## Begin ENTRIES
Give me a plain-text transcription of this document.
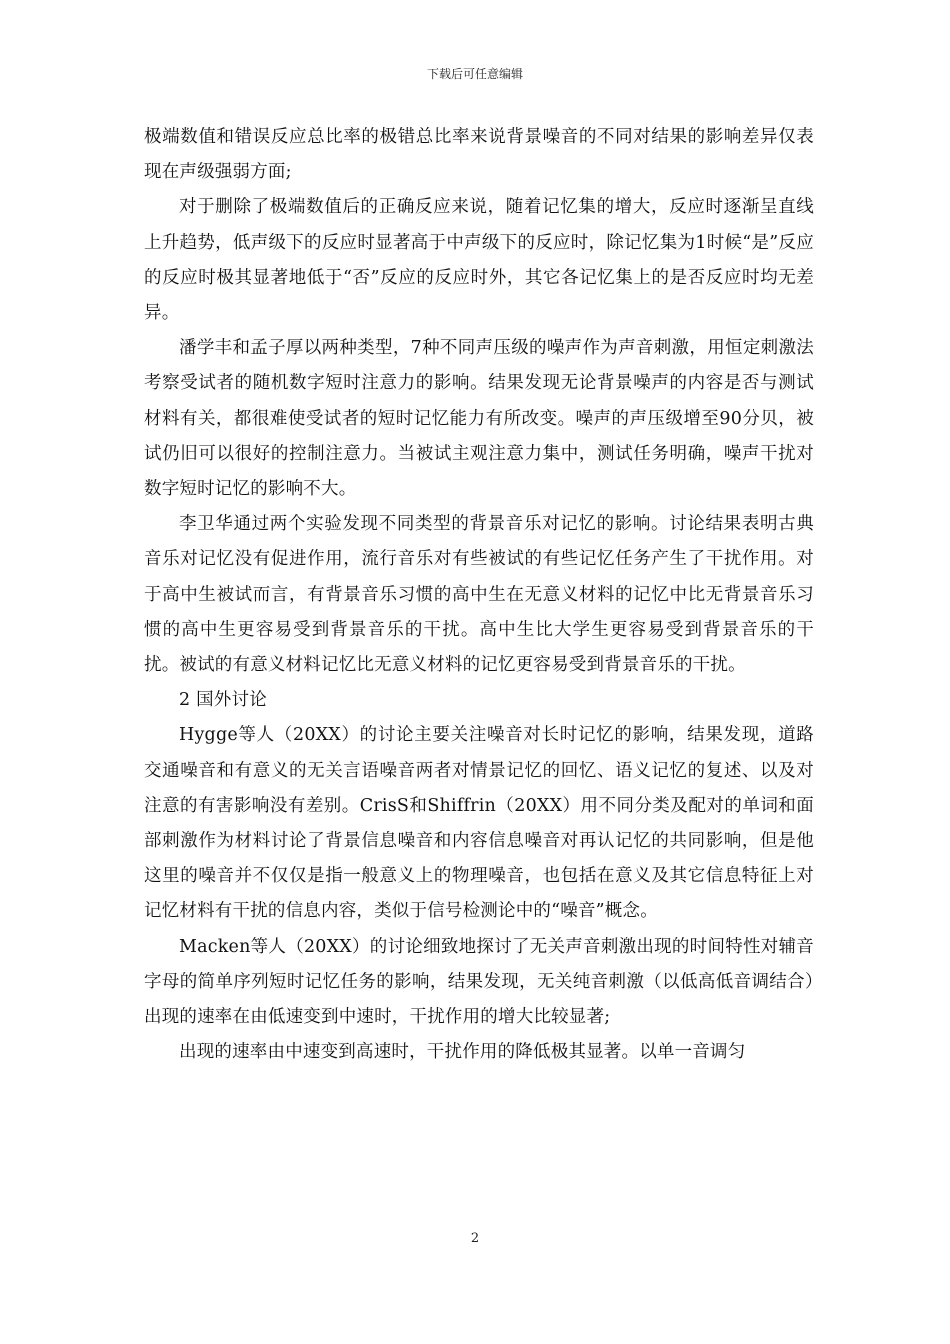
下载后可任意编辑

极端数值和错误反应总比率的极错总比率来说背景噪音的不同对结果的影响差异仅表现在声级强弱方面;

对于删除了极端数值后的正确反应来说，随着记忆集的增大，反应时逐渐呈直线上升趋势，低声级下的反应时显著高于中声级下的反应时，除记忆集为1时候“是”反应的反应时极其显著地低于“否”反应的反应时外，其它各记忆集上的是否反应时均无差异。

潘学丰和孟子厚以两种类型，7种不同声压级的噪声作为声音刺激，用恒定刺激法考察受试者的随机数字短时注意力的影响。结果发现无论背景噪声的内容是否与测试材料有关，都很难使受试者的短时记忆能力有所改变。噪声的声压级增至90分贝，被试仍旧可以很好的控制注意力。当被试主观注意力集中，测试任务明确，噪声干扰对数字短时记忆的影响不大。

李卫华通过两个实验发现不同类型的背景音乐对记忆的影响。讨论结果表明古典音乐对记忆没有促进作用，流行音乐对有些被试的有些记忆任务产生了干扰作用。对于高中生被试而言，有背景音乐习惯的高中生在无意义材料的记忆中比无背景音乐习惯的高中生更容易受到背景音乐的干扰。高中生比大学生更容易受到背景音乐的干扰。被试的有意义材料记忆比无意义材料的记忆更容易受到背景音乐的干扰。

2 国外讨论

Hygge等人（20XX）的讨论主要关注噪音对长时记忆的影响，结果发现，道路交通噪音和有意义的无关言语噪音两者对情景记忆的回忆、语义记忆的复述、以及对注意的有害影响没有差别。CrisS和Shiffrin（20XX）用不同分类及配对的单词和面部刺激作为材料讨论了背景信息噪音和内容信息噪音对再认记忆的共同影响，但是他这里的噪音并不仅仅是指一般意义上的物理噪音，也包括在意义及其它信息特征上对记忆材料有干扰的信息内容，类似于信号检测论中的“噪音”概念。

Macken等人（20XX）的讨论细致地探讨了无关声音刺激出现的时间特性对辅音字母的简单序列短时记忆任务的影响，结果发现，无关纯音刺激（以低高低音调结合）出现的速率在由低速变到中速时，干扰作用的增大比较显著;

出现的速率由中速变到高速时，干扰作用的降低极其显著。以单一音调匀

2
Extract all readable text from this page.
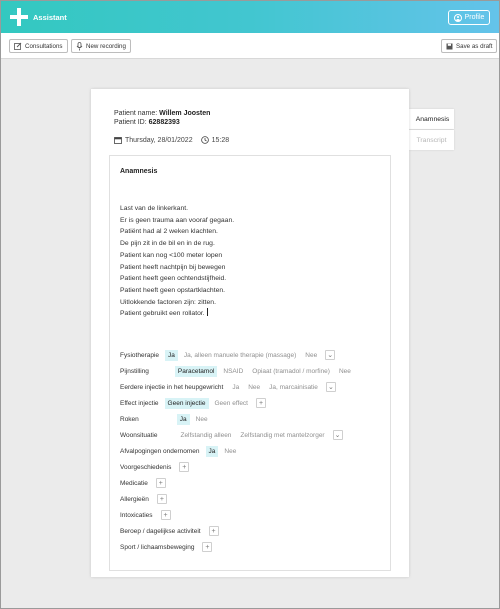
Assistant	Profile
Consultations	New recording	Save as draft
Anamnesis
Transcript
Patient name: Willem Joosten
Patient ID: 62882393
Thursday, 28/01/2022	15:28
Anamnesis
Last van de linkerkant.
Er is geen trauma aan vooraf gegaan.
Patiënt had al 2 weken klachten.
De pijn zit in de bil en in de rug.
Patient kan nog <100 meter lopen
Patient heeft nachtpijn bij bewegen
Patient heeft geen ochtendstijfheid.
Patient heeft geen opstartklachten.
Uitlokkende factoren zijn: zitten.
Patient gebruikt een rollator.
Fysiotherapie	Ja	Ja, alleen manuele therapie (massage)	Nee	⌄
Pijnstilling	Paracetamol	NSAID	Opiaat (tramadol / morfine)	Nee
Eerdere injectie in het heupgewricht	Ja	Nee	Ja, marcainisatie	⌄
Effect injectie	Geen injectie	Geen effect	+
Roken	Ja	Nee
Woonsituatie	Zelfstandig alleen	Zelfstandig met mantelzorger	⌄
Afvalpogingen ondernomen	Ja	Nee
Voorgeschiedenis	+
Medicatie	+
Allergieën	+
Intoxicaties	+
Beroep / dagelijkse activiteit	+
Sport / lichaamsbeweging	+
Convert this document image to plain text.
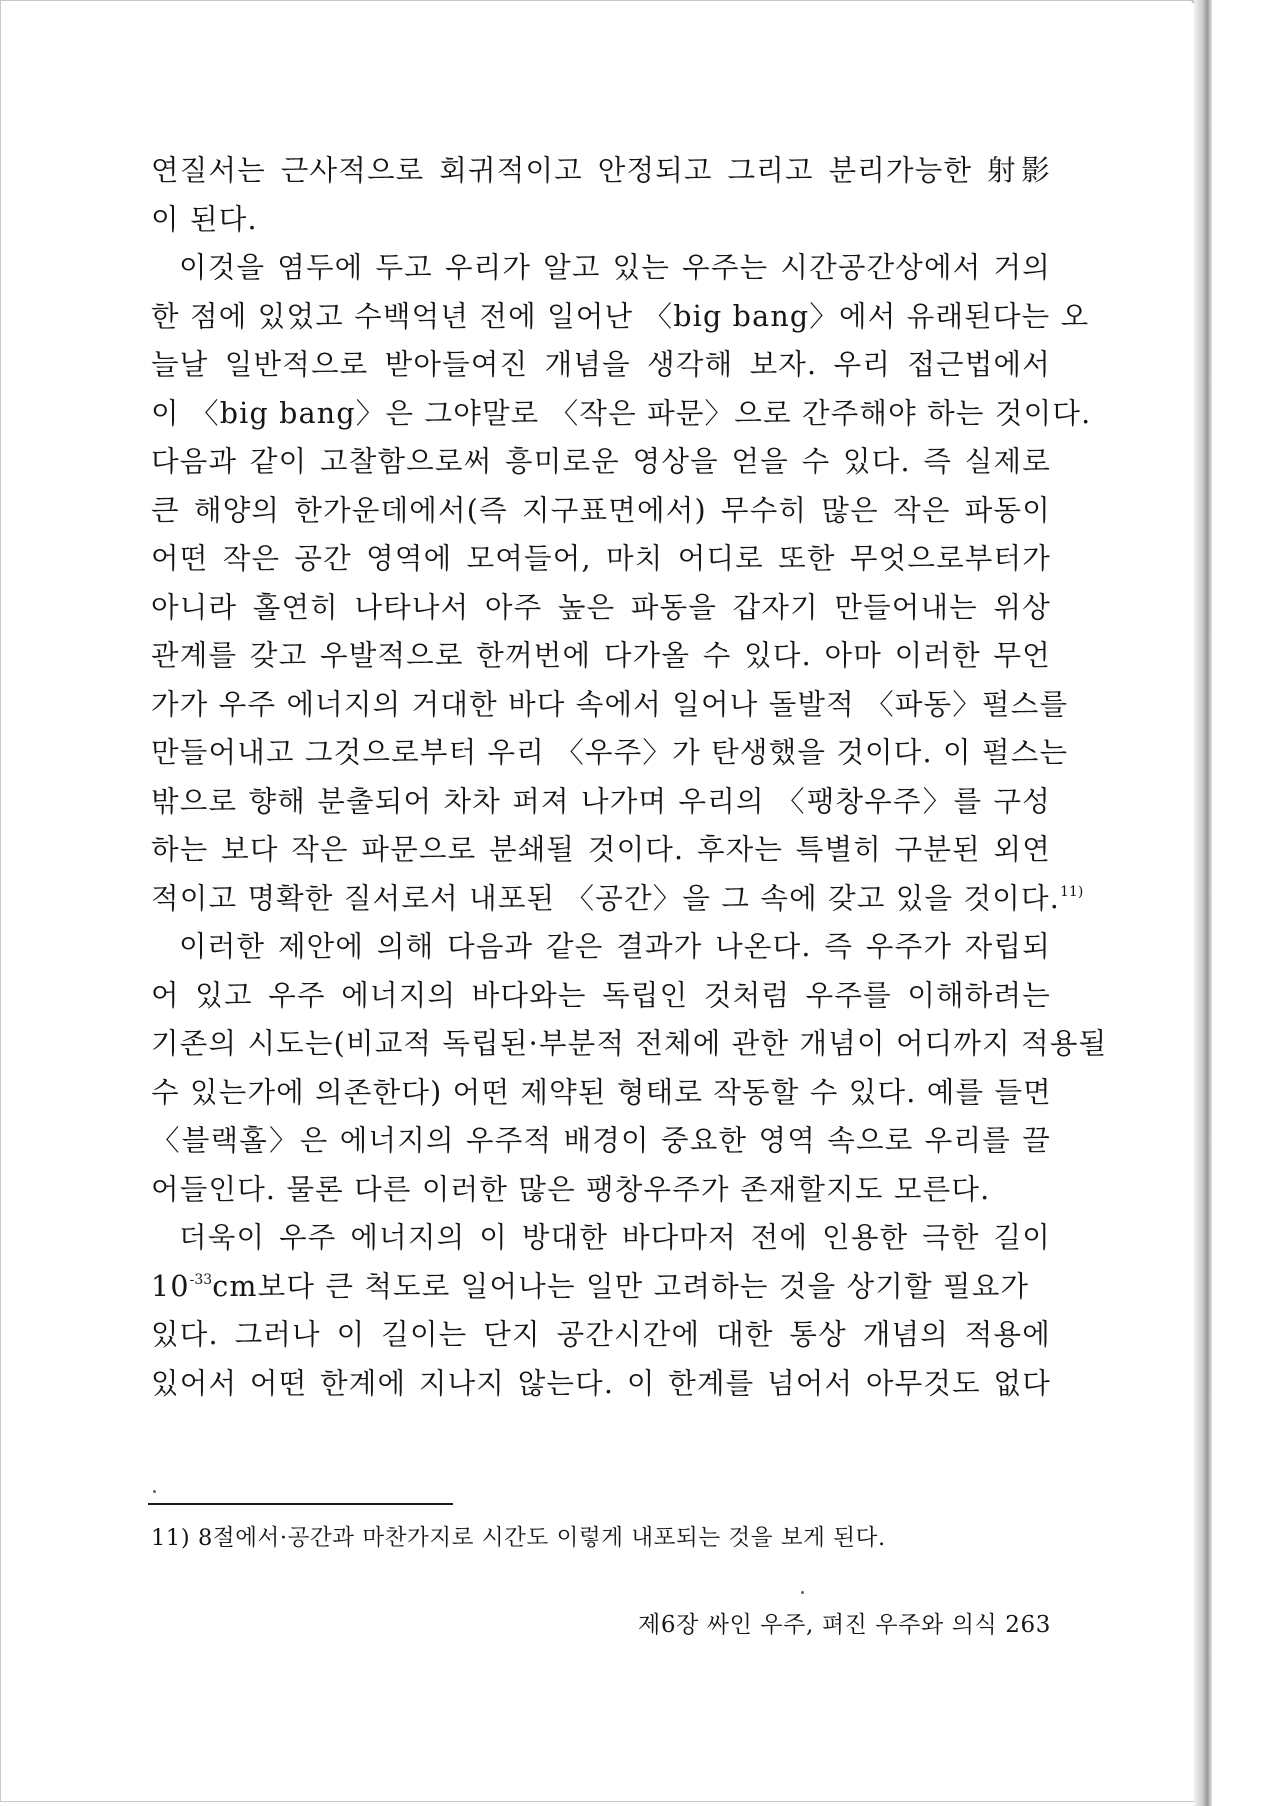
연질서는 근사적으로 회귀적이고 안정되고 그리고 분리가능한 射影
이 된다.
이것을 염두에 두고 우리가 알고 있는 우주는 시간공간상에서 거의
한 점에 있었고 수백억년 전에 일어난 〈big bang〉에서 유래된다는 오
늘날 일반적으로 받아들여진 개념을 생각해 보자. 우리 접근법에서
이 〈big bang〉은 그야말로 〈작은 파문〉으로 간주해야 하는 것이다.
다음과 같이 고찰함으로써 흥미로운 영상을 얻을 수 있다. 즉 실제로
큰 해양의 한가운데에서(즉 지구표면에서) 무수히 많은 작은 파동이
어떤 작은 공간 영역에 모여들어, 마치 어디로 또한 무엇으로부터가
아니라 홀연히 나타나서 아주 높은 파동을 갑자기 만들어내는 위상
관계를 갖고 우발적으로 한꺼번에 다가올 수 있다. 아마 이러한 무언
가가 우주 에너지의 거대한 바다 속에서 일어나 돌발적 〈파동〉펄스를
만들어내고 그것으로부터 우리 〈우주〉가 탄생했을 것이다. 이 펄스는
밖으로 향해 분출되어 차차 퍼져 나가며 우리의 〈팽창우주〉를 구성
하는 보다 작은 파문으로 분쇄될 것이다. 후자는 특별히 구분된 외연
적이고 명확한 질서로서 내포된 〈공간〉을 그 속에 갖고 있을 것이다.$^{11)}$
이러한 제안에 의해 다음과 같은 결과가 나온다. 즉 우주가 자립되
어 있고 우주 에너지의 바다와는 독립인 것처럼 우주를 이해하려는
기존의 시도는(비교적 독립된·부분적 전체에 관한 개념이 어디까지 적용될
수 있는가에 의존한다) 어떤 제약된 형태로 작동할 수 있다. 예를 들면
〈블랙홀〉은 에너지의 우주적 배경이 중요한 영역 속으로 우리를 끌
어들인다. 물론 다른 이러한 많은 팽창우주가 존재할지도 모른다.
더욱이 우주 에너지의 이 방대한 바다마저 전에 인용한 극한 길이
$10^{-33}cm$보다 큰 척도로 일어나는 일만 고려하는 것을 상기할 필요가
있다. 그러나 이 길이는 단지 공간시간에 대한 통상 개념의 적용에
있어서 어떤 한계에 지나지 않는다. 이 한계를 넘어서 아무것도 없다
11) 8절에서·공간과 마찬가지로 시간도 이렇게 내포되는 것을 보게 된다.
제6장 싸인 우주, 펴진 우주와 의식 263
## End ENTRIES
→ REQUIRED TASK
Every line above should be repeated exactly; pictures stay out of the copy.

→ TASK OUTPUT
Give me a plain-text transcription of this document.
下载后可任意编辑

极端数值和错误反应总比率的极错总比率来说背景噪音的不同对结果的影响差异仅表现在声级强弱方面;

对于删除了极端数值后的正确反应来说，随着记忆集的增大，反应时逐渐呈直线上升趋势，低声级下的反应时显著高于中声级下的反应时，除记忆集为1时候“是”反应的反应时极其显著地低于“否”反应的反应时外，其它各记忆集上的是否反应时均无差异。

潘学丰和孟子厚以两种类型，7种不同声压级的噪声作为声音刺激，用恒定刺激法考察受试者的随机数字短时注意力的影响。结果发现无论背景噪声的内容是否与测试材料有关，都很难使受试者的短时记忆能力有所改变。噪声的声压级增至90分贝，被试仍旧可以很好的控制注意力。当被试主观注意力集中，测试任务明确，噪声干扰对数字短时记忆的影响不大。

李卫华通过两个实验发现不同类型的背景音乐对记忆的影响。讨论结果表明古典音乐对记忆没有促进作用，流行音乐对有些被试的有些记忆任务产生了干扰作用。对于高中生被试而言，有背景音乐习惯的高中生在无意义材料的记忆中比无背景音乐习惯的高中生更容易受到背景音乐的干扰。高中生比大学生更容易受到背景音乐的干扰。被试的有意义材料记忆比无意义材料的记忆更容易受到背景音乐的干扰。

2 国外讨论

Hygge等人（20XX）的讨论主要关注噪音对长时记忆的影响，结果发现，道路交通噪音和有意义的无关言语噪音两者对情景记忆的回忆、语义记忆的复述、以及对注意的有害影响没有差别。CrisS和Shiffrin（20XX）用不同分类及配对的单词和面部刺激作为材料讨论了背景信息噪音和内容信息噪音对再认记忆的共同影响，但是他这里的噪音并不仅仅是指一般意义上的物理噪音，也包括在意义及其它信息特征上对记忆材料有干扰的信息内容，类似于信号检测论中的“噪音”概念。

Macken等人（20XX）的讨论细致地探讨了无关声音刺激出现的时间特性对辅音字母的简单序列短时记忆任务的影响，结果发现，无关纯音刺激（以低高低音调结合）出现的速率在由低速变到中速时，干扰作用的增大比较显著;

出现的速率由中速变到高速时，干扰作用的降低极其显著。以单一音调匀

2
Extract all readable text from this page.
Assistant	Profile
Consultations	New recording	Save as draft
Anamnesis
Transcript
Patient name: Willem Joosten
Patient ID: 62882393
Thursday, 28/01/2022	15:28
Anamnesis
Last van de linkerkant.
Er is geen trauma aan vooraf gegaan.
Patiënt had al 2 weken klachten.
De pijn zit in de bil en in de rug.
Patient kan nog <100 meter lopen
Patient heeft nachtpijn bij bewegen
Patient heeft geen ochtendstijfheid.
Patient heeft geen opstartklachten.
Uitlokkende factoren zijn: zitten.
Patient gebruikt een rollator.
Fysiotherapie	Ja	Ja, alleen manuele therapie (massage)	Nee	⌄
Pijnstilling	Paracetamol	NSAID	Opiaat (tramadol / morfine)	Nee
Eerdere injectie in het heupgewricht	Ja	Nee	Ja, marcainisatie	⌄
Effect injectie	Geen injectie	Geen effect	+
Roken	Ja	Nee
Woonsituatie	Zelfstandig alleen	Zelfstandig met mantelzorger	⌄
Afvalpogingen ondernomen	Ja	Nee
Voorgeschiedenis	+
Medicatie	+
Allergieën	+
Intoxicaties	+
Beroep / dagelijkse activiteit	+
Sport / lichaamsbeweging	+
Convert this document image to plain text.
연질서는 근사적으로 회귀적이고 안정되고 그리고 분리가능한 射影
이 된다.
이것을 염두에 두고 우리가 알고 있는 우주는 시간공간상에서 거의
한 점에 있었고 수백억년 전에 일어난 〈big bang〉에서 유래된다는 오
늘날 일반적으로 받아들여진 개념을 생각해 보자. 우리 접근법에서
이 〈big bang〉은 그야말로 〈작은 파문〉으로 간주해야 하는 것이다.
다음과 같이 고찰함으로써 흥미로운 영상을 얻을 수 있다. 즉 실제로
큰 해양의 한가운데에서(즉 지구표면에서) 무수히 많은 작은 파동이
어떤 작은 공간 영역에 모여들어, 마치 어디로 또한 무엇으로부터가
아니라 홀연히 나타나서 아주 높은 파동을 갑자기 만들어내는 위상
관계를 갖고 우발적으로 한꺼번에 다가올 수 있다. 아마 이러한 무언
가가 우주 에너지의 거대한 바다 속에서 일어나 돌발적 〈파동〉펄스를
만들어내고 그것으로부터 우리 〈우주〉가 탄생했을 것이다. 이 펄스는
밖으로 향해 분출되어 차차 퍼져 나가며 우리의 〈팽창우주〉를 구성
하는 보다 작은 파문으로 분쇄될 것이다. 후자는 특별히 구분된 외연
적이고 명확한 질서로서 내포된 〈공간〉을 그 속에 갖고 있을 것이다.$^{11)}$
이러한 제안에 의해 다음과 같은 결과가 나온다. 즉 우주가 자립되
어 있고 우주 에너지의 바다와는 독립인 것처럼 우주를 이해하려는
기존의 시도는(비교적 독립된·부분적 전체에 관한 개념이 어디까지 적용될
수 있는가에 의존한다) 어떤 제약된 형태로 작동할 수 있다. 예를 들면
〈블랙홀〉은 에너지의 우주적 배경이 중요한 영역 속으로 우리를 끌
어들인다. 물론 다른 이러한 많은 팽창우주가 존재할지도 모른다.
더욱이 우주 에너지의 이 방대한 바다마저 전에 인용한 극한 길이
$10^{-33}cm$보다 큰 척도로 일어나는 일만 고려하는 것을 상기할 필요가
있다. 그러나 이 길이는 단지 공간시간에 대한 통상 개념의 적용에
있어서 어떤 한계에 지나지 않는다. 이 한계를 넘어서 아무것도 없다
11) 8절에서·공간과 마찬가지로 시간도 이렇게 내포되는 것을 보게 된다.
제6장 싸인 우주, 펴진 우주와 의식 263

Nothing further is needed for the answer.